**TASK TO COMPLETE**:
State the number of lines that include the string "счет", and write nothing else.

**SOURCE MATERIAL**:
## BEGIN
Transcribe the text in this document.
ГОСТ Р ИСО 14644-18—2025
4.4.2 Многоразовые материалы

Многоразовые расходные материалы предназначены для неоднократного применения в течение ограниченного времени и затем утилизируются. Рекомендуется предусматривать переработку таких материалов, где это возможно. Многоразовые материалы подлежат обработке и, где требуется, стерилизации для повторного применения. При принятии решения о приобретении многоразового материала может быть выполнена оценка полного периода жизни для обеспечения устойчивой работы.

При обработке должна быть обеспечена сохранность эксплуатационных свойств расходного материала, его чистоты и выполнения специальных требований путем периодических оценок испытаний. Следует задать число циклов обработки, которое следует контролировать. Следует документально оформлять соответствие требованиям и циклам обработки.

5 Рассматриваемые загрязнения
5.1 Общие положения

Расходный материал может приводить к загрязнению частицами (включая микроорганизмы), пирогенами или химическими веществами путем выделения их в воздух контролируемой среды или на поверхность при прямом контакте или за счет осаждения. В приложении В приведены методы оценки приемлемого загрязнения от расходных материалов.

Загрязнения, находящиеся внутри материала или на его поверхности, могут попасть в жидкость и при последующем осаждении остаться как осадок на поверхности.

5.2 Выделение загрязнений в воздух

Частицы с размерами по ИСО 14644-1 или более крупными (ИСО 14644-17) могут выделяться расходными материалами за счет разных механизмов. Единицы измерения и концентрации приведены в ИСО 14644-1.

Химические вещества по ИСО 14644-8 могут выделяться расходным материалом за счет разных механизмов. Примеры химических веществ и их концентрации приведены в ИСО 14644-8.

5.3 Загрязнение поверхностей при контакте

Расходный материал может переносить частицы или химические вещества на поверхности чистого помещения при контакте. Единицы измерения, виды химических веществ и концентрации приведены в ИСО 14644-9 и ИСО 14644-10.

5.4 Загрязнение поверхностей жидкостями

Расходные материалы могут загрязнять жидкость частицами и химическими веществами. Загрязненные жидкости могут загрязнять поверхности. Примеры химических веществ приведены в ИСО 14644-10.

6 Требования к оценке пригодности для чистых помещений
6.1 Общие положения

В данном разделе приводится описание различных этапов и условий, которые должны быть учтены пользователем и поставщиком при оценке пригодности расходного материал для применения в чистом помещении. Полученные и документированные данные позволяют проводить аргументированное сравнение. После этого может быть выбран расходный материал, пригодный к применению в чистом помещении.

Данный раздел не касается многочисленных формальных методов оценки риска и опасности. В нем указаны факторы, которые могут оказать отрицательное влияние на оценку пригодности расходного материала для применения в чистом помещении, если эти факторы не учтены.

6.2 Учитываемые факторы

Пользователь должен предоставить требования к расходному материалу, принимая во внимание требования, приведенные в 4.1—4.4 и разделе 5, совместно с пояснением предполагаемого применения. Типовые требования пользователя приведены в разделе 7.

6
## END
**FINAL ANSWER**:
3